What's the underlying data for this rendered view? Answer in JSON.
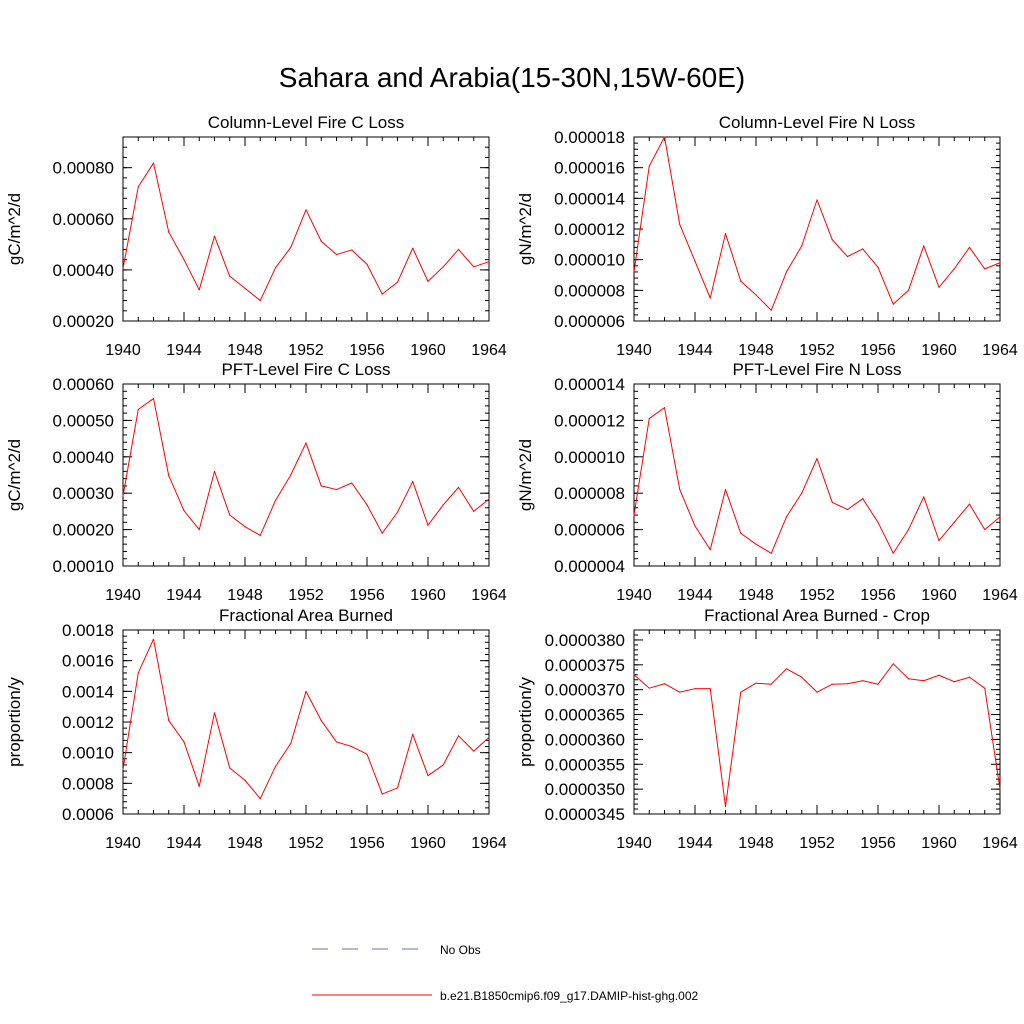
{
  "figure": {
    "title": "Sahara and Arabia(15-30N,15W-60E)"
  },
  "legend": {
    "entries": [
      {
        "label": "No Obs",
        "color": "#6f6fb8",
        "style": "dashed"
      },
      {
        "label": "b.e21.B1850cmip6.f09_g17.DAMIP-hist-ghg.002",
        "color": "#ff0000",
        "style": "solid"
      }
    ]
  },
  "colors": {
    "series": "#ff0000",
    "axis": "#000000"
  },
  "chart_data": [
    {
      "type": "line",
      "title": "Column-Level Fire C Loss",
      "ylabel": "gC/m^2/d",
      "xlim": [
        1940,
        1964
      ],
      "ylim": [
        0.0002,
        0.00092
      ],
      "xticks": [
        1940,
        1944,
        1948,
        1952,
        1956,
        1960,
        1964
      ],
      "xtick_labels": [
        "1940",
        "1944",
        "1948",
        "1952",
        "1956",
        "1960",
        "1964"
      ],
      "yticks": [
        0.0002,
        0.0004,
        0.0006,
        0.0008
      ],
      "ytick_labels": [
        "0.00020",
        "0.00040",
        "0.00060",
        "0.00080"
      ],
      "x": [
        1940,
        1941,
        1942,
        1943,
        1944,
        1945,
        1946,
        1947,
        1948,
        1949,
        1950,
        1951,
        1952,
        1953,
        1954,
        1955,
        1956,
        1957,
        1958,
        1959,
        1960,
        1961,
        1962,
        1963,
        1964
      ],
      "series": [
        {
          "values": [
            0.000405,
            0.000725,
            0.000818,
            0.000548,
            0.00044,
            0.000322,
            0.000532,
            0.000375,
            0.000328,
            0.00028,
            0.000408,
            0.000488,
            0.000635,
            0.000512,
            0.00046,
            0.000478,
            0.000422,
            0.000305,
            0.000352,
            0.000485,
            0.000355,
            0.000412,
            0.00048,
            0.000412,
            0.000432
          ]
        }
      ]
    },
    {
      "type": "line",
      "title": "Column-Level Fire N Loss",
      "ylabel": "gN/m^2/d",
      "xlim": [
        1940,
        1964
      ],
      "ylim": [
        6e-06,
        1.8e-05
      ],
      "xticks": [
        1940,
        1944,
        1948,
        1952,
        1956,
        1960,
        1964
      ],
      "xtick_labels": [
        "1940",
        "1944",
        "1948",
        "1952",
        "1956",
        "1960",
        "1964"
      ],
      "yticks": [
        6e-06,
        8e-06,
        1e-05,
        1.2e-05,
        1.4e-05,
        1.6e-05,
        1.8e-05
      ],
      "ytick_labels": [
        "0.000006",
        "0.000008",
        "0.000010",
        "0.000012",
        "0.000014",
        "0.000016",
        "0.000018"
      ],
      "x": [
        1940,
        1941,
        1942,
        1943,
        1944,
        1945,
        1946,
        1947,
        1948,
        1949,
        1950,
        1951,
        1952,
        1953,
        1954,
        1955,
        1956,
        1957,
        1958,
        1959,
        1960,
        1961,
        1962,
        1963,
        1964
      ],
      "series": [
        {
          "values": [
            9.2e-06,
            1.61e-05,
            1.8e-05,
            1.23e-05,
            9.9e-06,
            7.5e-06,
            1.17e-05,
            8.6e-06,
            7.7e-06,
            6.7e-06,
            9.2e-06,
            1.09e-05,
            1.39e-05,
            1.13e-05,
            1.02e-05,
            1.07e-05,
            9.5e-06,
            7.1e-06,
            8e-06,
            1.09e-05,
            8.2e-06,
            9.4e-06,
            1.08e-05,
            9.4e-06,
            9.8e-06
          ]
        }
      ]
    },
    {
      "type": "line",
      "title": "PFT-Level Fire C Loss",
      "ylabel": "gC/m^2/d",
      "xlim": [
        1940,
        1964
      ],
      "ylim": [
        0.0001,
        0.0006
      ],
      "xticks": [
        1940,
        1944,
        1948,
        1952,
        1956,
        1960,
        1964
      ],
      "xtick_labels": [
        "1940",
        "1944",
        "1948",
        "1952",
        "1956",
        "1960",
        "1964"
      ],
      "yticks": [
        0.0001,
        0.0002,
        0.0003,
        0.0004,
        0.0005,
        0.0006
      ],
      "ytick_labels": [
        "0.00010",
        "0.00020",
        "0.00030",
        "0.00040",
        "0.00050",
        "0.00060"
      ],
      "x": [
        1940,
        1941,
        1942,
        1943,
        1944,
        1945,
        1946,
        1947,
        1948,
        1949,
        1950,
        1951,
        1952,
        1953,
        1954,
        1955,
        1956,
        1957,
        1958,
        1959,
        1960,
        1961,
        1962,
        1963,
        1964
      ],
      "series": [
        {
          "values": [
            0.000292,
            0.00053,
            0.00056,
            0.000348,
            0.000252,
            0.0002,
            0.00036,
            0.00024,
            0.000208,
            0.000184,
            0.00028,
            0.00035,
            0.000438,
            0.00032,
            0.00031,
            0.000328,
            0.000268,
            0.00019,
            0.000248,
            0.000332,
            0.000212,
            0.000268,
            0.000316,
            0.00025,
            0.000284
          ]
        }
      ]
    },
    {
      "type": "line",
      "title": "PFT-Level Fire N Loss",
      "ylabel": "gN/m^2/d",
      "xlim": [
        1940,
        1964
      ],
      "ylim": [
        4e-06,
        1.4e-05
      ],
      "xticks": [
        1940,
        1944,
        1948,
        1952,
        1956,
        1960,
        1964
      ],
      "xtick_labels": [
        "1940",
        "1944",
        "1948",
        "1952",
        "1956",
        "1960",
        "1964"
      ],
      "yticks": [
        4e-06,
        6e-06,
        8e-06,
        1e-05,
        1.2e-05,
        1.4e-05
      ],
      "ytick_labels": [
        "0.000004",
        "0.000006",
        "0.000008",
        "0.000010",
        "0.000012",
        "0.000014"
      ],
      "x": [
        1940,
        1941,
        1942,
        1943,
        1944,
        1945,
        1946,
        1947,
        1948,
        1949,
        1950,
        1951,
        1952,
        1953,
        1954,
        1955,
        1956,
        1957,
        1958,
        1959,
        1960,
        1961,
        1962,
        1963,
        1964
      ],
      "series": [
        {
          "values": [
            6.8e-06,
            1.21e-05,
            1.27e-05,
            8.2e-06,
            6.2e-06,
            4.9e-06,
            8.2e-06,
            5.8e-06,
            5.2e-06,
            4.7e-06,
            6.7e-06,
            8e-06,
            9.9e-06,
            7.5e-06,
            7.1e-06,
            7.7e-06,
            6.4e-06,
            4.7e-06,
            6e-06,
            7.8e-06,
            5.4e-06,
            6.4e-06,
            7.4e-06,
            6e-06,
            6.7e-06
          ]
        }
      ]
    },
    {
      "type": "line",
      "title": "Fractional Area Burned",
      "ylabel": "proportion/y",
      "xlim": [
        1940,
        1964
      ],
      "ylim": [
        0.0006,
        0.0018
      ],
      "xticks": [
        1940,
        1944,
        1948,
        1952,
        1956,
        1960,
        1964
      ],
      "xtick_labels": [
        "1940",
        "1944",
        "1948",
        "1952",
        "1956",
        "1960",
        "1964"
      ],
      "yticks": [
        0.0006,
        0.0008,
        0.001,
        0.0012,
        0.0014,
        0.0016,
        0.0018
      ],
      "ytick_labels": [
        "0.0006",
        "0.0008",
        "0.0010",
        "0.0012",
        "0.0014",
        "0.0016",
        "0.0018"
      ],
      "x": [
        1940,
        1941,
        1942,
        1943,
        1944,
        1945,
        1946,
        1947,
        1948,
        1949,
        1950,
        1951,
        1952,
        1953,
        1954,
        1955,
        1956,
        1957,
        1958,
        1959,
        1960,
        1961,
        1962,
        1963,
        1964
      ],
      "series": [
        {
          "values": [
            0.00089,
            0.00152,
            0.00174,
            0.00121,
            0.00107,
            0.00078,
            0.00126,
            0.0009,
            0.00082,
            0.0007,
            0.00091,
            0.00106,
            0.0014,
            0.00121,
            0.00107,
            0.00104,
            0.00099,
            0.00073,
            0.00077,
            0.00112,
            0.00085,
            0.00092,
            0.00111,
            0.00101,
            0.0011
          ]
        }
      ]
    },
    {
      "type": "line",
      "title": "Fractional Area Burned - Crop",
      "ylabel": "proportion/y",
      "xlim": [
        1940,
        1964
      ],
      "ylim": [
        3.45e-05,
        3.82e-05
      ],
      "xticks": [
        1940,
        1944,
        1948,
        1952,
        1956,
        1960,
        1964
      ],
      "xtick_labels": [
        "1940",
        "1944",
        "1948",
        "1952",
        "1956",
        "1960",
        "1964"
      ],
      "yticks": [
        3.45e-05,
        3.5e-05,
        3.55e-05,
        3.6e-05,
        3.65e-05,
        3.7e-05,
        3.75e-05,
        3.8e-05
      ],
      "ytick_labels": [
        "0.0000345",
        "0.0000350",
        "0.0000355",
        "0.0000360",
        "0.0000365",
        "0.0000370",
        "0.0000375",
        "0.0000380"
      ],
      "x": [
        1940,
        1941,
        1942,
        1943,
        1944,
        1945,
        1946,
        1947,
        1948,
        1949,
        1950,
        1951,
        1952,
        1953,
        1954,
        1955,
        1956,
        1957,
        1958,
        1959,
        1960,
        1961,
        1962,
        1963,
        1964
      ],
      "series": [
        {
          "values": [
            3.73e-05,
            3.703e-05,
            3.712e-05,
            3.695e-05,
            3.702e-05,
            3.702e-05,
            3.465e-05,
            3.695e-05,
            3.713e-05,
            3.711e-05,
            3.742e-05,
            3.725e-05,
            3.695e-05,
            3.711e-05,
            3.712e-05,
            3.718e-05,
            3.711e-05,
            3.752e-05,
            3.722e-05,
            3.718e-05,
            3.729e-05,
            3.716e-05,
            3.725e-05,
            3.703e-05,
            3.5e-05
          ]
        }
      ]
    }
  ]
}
════════════════════
Aim of the task: Using the listing above, list every line in which the string "Area" occurs.

Written answer:
      "title": "Fractional Area Burned",
      "title": "Fractional Area Burned - Crop",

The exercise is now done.